_What the task requires_: All lines in which the word "asumisen" occurs are to be extracted.

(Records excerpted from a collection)
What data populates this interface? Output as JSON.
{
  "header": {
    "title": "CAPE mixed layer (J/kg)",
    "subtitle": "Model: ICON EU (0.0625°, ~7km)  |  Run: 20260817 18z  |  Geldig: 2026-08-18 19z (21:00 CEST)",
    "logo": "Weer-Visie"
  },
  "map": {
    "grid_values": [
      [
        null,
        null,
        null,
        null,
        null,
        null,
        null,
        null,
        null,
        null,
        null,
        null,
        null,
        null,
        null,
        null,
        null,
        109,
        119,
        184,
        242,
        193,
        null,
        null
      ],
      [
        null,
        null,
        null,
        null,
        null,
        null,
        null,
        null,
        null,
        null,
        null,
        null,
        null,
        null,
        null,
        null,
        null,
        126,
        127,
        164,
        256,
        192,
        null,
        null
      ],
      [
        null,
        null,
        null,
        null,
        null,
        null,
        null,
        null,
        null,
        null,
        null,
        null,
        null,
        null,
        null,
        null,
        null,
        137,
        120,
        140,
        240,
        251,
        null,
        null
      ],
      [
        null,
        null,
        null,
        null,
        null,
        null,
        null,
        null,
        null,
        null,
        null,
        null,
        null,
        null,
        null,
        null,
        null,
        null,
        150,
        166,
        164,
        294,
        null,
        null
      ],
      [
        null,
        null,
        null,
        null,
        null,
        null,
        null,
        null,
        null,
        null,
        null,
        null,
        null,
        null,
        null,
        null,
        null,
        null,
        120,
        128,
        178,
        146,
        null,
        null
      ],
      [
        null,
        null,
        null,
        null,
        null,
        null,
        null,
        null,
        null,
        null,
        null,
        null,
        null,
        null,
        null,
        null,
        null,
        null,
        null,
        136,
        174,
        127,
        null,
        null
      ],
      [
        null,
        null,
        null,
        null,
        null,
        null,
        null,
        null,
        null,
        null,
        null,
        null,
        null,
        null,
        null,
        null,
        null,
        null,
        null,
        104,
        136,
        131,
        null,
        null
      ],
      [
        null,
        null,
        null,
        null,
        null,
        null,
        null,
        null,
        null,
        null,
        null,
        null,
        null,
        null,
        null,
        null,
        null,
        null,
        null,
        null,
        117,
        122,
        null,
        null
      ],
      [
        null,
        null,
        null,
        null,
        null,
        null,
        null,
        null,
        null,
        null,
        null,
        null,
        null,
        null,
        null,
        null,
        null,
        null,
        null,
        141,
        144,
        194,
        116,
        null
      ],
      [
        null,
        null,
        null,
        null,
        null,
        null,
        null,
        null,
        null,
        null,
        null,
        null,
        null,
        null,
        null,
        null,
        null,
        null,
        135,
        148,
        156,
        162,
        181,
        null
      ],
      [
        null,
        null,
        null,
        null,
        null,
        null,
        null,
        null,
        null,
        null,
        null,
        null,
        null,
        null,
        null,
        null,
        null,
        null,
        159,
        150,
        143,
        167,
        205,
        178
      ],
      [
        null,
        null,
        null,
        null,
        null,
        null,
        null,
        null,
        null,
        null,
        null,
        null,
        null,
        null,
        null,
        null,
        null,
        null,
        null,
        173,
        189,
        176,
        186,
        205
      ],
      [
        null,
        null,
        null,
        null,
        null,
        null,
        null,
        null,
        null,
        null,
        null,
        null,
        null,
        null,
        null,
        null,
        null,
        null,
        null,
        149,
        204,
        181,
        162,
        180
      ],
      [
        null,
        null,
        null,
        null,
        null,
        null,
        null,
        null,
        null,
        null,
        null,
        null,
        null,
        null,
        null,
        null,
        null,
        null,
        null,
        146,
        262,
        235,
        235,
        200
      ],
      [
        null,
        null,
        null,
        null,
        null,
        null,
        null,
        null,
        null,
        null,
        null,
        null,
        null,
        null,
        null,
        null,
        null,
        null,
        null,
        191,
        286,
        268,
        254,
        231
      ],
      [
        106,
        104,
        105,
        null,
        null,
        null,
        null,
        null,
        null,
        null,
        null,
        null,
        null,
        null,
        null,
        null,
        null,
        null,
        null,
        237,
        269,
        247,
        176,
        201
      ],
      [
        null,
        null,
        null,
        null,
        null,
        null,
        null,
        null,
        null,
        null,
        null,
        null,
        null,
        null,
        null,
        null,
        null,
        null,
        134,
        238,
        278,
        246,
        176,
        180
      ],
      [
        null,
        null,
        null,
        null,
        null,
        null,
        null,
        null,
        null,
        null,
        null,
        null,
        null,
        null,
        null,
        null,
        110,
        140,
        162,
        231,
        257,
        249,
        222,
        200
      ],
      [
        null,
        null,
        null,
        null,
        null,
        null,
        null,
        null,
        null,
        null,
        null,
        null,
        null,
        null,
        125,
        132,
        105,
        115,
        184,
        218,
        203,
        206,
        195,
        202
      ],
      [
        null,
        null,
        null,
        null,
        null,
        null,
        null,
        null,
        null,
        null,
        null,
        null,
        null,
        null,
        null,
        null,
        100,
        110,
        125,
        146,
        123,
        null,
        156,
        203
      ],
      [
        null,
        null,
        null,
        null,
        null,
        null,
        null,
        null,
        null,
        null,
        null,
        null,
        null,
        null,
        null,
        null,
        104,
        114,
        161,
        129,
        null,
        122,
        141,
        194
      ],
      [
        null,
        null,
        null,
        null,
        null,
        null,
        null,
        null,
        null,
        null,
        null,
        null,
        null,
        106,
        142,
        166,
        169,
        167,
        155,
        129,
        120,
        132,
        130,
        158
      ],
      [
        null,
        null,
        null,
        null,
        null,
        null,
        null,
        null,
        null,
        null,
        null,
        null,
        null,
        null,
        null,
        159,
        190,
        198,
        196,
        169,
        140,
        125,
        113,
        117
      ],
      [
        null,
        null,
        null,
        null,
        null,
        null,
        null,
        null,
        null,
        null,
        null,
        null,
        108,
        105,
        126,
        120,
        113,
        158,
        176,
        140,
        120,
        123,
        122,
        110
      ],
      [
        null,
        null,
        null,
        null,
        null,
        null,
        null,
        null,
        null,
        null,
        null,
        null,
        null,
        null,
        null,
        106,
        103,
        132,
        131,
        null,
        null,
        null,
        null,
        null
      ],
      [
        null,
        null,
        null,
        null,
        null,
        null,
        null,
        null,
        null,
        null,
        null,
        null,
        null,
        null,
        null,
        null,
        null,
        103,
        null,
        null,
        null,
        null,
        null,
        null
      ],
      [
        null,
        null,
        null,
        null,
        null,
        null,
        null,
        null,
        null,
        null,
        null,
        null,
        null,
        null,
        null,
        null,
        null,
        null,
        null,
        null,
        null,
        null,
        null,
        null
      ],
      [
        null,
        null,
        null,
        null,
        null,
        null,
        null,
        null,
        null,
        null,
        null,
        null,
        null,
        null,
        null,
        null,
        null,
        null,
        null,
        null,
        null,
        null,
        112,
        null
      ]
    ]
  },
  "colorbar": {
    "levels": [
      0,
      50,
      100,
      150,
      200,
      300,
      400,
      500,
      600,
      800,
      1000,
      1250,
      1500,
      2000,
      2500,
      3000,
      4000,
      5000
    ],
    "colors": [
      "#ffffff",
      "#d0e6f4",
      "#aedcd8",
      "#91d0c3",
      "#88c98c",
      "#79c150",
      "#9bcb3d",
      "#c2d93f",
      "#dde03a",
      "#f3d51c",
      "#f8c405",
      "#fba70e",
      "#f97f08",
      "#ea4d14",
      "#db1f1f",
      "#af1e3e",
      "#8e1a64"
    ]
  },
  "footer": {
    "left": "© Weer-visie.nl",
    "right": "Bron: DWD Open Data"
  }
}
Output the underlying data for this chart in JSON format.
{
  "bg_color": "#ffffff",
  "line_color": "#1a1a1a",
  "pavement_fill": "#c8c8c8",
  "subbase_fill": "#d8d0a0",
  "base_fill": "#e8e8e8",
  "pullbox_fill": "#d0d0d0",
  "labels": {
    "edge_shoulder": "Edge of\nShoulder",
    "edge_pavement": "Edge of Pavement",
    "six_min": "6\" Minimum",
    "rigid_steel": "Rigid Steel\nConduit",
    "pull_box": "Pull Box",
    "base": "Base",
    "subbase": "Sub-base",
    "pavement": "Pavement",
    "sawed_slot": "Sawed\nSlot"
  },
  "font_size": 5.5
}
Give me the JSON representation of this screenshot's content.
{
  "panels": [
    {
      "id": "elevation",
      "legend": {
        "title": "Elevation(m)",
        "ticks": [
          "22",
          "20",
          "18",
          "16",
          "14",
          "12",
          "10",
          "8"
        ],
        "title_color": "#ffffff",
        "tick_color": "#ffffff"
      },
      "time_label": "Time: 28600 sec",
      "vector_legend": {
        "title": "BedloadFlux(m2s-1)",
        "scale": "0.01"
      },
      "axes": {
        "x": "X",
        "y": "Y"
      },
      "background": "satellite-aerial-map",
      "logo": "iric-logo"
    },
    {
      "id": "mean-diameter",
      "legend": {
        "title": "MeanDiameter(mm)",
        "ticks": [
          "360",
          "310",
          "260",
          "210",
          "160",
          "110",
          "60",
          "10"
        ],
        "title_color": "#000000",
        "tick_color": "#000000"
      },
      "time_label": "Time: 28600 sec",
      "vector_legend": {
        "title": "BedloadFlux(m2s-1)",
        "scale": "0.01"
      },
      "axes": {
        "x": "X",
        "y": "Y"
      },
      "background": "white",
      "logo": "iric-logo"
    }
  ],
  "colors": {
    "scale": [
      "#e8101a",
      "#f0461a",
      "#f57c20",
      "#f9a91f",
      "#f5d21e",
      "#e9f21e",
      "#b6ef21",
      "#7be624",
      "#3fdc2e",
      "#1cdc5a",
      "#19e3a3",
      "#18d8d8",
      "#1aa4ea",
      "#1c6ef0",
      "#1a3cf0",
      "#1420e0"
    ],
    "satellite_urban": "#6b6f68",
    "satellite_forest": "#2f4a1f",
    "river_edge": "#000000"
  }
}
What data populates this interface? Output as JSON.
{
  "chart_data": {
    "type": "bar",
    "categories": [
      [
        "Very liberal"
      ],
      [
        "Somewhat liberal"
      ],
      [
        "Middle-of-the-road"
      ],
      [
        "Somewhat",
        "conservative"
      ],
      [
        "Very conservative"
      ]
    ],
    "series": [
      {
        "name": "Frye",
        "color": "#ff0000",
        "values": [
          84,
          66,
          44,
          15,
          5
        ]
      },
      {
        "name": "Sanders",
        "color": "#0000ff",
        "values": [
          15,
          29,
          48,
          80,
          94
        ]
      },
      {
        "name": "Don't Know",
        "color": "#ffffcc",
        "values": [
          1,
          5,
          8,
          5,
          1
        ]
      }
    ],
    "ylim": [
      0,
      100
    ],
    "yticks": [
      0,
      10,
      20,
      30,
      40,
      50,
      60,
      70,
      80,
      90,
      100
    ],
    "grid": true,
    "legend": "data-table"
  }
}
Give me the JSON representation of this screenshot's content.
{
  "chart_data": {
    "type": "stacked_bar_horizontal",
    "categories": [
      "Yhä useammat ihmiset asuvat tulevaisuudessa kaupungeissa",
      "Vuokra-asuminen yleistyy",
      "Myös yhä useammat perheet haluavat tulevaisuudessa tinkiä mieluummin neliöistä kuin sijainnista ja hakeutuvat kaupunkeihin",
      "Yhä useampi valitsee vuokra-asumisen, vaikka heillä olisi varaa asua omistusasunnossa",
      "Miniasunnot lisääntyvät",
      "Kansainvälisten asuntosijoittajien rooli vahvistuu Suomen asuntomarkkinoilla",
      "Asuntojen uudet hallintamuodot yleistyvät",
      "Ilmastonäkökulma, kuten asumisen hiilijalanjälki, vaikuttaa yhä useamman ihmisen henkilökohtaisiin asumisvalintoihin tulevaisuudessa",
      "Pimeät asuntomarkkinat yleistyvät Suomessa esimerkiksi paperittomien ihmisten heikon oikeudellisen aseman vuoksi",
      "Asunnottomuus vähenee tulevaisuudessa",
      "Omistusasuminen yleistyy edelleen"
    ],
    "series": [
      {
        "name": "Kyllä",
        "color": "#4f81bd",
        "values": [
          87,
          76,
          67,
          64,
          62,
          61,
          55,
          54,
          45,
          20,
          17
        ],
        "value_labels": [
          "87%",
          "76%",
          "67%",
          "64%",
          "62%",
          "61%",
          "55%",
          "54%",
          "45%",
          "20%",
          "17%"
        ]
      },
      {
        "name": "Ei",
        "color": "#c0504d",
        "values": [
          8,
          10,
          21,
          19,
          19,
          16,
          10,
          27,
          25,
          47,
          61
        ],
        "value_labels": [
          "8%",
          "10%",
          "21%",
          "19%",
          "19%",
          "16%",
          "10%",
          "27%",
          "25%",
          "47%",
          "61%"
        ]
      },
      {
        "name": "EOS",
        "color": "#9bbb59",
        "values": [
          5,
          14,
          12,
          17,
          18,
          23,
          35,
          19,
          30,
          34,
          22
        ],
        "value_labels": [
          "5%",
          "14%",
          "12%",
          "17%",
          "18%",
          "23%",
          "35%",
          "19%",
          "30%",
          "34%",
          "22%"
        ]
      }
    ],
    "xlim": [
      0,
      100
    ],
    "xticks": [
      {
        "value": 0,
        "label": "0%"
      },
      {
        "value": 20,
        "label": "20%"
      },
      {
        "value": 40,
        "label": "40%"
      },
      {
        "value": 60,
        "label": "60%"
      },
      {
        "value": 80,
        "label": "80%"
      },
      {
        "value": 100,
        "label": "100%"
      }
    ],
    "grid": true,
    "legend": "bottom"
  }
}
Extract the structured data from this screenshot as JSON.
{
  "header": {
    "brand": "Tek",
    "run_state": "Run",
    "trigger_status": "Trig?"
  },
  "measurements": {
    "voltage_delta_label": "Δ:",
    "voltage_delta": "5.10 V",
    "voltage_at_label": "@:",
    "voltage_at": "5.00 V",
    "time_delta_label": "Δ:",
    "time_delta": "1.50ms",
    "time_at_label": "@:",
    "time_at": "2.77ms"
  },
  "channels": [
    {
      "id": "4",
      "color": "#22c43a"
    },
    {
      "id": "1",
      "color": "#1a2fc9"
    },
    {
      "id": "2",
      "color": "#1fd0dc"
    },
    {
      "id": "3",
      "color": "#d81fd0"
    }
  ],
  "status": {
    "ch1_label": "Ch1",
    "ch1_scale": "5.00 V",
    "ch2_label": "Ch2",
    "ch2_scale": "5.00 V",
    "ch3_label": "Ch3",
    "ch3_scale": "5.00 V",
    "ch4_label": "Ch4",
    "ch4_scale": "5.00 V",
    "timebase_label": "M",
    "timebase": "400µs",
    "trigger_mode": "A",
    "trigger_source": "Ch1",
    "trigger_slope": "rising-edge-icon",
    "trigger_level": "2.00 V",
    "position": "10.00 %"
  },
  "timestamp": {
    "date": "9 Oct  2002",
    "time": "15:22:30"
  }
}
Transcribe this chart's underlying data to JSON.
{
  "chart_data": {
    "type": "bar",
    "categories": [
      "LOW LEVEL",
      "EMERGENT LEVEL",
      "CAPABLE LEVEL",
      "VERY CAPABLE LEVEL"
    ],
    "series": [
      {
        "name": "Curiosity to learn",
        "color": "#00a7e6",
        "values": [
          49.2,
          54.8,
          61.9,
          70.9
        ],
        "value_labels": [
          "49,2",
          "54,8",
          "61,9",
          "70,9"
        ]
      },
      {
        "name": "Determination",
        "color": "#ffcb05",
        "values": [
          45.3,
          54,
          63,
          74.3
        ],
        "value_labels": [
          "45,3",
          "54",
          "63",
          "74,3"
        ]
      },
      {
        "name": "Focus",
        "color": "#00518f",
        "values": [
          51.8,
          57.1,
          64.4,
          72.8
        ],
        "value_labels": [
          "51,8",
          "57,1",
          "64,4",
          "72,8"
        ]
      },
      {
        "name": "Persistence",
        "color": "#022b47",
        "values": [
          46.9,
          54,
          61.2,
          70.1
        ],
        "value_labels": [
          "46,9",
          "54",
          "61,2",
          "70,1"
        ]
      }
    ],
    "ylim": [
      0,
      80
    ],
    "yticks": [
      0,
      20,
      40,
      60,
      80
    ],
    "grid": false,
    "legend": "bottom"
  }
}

_Solution to the problem_:
      "Yhä useampi valitsee vuokra-asumisen, vaikka heillä olisi varaa asua omistusasunnossa",
      "Ilmastonäkökulma, kuten asumisen hiilijalanjälki, vaikuttaa yhä useamman ihmisen henkilökohtaisiin asumisvalintoihin tulevaisuudessa",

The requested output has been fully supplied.